Written problem:
Among the entries below, find the lines with "content" and copy them.

Record list:
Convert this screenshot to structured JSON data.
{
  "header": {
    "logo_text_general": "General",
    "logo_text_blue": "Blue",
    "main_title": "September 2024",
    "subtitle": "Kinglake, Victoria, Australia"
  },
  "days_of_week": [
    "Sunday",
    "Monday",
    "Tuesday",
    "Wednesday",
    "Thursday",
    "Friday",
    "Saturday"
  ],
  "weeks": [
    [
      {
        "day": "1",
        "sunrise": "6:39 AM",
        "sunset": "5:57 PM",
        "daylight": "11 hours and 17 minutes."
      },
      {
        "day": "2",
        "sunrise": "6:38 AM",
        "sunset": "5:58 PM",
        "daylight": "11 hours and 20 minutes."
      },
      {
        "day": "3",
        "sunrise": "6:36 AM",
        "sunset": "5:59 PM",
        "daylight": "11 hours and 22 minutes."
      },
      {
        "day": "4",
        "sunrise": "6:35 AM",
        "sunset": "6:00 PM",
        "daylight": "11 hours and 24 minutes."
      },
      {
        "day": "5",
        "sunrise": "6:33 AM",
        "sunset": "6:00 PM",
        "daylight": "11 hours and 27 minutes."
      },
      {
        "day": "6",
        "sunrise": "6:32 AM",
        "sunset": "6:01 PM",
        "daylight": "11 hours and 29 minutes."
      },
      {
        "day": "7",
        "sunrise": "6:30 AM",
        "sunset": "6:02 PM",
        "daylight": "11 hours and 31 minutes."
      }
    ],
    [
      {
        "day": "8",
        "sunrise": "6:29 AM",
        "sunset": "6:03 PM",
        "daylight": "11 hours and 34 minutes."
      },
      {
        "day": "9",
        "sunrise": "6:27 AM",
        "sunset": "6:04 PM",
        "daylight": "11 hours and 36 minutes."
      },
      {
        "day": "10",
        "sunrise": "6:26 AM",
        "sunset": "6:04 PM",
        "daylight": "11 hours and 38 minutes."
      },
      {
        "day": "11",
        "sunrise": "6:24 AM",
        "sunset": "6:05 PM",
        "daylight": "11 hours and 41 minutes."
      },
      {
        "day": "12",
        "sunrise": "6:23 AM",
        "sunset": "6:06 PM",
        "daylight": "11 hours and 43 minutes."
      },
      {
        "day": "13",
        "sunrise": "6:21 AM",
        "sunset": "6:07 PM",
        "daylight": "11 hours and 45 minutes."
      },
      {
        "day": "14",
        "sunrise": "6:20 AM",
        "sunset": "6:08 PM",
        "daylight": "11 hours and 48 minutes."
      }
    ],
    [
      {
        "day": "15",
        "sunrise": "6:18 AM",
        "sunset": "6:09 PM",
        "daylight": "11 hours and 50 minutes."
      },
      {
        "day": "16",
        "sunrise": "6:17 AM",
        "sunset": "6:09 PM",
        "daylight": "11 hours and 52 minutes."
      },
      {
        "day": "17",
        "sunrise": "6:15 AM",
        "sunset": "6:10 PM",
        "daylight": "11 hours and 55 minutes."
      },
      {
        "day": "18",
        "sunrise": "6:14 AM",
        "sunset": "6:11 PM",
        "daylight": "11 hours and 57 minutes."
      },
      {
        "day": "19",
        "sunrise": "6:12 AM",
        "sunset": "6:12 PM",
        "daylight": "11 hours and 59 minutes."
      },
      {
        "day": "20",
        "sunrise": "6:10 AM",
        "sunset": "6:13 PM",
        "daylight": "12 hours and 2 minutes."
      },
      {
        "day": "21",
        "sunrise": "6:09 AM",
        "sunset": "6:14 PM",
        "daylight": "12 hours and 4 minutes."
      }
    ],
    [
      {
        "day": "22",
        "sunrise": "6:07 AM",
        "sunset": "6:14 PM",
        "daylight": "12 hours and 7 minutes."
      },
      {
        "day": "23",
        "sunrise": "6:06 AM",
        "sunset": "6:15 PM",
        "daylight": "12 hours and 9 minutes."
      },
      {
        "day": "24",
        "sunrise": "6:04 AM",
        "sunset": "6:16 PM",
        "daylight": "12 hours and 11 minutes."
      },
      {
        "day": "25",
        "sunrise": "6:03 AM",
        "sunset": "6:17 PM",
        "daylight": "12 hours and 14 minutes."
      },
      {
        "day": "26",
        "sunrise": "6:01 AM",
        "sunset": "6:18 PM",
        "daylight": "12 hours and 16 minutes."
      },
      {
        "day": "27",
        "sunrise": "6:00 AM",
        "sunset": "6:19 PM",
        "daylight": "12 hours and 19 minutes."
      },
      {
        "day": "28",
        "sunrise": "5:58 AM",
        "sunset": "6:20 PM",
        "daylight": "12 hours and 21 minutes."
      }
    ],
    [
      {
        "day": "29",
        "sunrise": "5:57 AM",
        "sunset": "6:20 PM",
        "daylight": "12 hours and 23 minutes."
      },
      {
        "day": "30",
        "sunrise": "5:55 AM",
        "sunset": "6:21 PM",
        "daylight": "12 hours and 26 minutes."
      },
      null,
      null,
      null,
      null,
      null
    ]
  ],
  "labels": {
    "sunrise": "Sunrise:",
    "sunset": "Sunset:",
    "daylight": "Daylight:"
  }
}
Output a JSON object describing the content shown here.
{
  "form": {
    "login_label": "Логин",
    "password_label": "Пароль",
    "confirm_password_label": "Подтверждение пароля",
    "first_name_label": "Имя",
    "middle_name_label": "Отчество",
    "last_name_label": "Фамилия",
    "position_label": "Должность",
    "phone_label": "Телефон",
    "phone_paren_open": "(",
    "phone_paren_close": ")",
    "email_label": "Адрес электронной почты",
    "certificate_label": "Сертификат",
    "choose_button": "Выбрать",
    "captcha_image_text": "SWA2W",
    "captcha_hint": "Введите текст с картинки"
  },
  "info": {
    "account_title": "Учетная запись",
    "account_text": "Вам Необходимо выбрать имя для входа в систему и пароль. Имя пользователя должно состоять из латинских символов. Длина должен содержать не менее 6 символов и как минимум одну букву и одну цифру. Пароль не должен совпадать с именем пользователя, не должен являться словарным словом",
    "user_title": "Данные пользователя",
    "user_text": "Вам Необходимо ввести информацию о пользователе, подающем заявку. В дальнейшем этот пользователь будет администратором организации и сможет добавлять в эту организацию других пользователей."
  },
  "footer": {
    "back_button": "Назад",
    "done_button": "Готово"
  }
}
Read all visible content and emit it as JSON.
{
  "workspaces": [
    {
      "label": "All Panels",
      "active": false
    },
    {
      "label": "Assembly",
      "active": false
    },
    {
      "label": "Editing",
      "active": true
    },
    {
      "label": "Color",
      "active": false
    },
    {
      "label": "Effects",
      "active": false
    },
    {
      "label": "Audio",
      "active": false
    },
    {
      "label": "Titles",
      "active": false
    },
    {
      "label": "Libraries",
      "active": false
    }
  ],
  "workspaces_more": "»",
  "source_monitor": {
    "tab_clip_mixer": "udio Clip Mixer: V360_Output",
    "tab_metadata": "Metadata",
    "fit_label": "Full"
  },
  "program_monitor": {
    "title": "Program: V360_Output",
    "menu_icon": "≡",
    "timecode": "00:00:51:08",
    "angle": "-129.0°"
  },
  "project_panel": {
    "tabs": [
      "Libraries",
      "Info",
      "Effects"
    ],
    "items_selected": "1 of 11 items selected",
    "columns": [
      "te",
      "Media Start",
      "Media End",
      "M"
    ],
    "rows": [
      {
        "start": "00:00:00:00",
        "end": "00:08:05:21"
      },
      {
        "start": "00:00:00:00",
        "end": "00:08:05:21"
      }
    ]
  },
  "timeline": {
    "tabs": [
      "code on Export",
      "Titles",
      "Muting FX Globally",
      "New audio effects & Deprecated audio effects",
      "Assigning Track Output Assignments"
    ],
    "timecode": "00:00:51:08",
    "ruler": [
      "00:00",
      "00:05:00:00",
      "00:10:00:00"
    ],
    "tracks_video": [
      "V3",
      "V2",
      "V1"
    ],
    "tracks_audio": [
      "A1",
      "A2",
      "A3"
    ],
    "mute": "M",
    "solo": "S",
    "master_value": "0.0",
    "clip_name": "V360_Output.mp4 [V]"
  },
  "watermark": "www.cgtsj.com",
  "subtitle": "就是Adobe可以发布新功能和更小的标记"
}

Answer to the problem:
Output a JSON object describing the content shown here.
Read all visible content and emit it as JSON.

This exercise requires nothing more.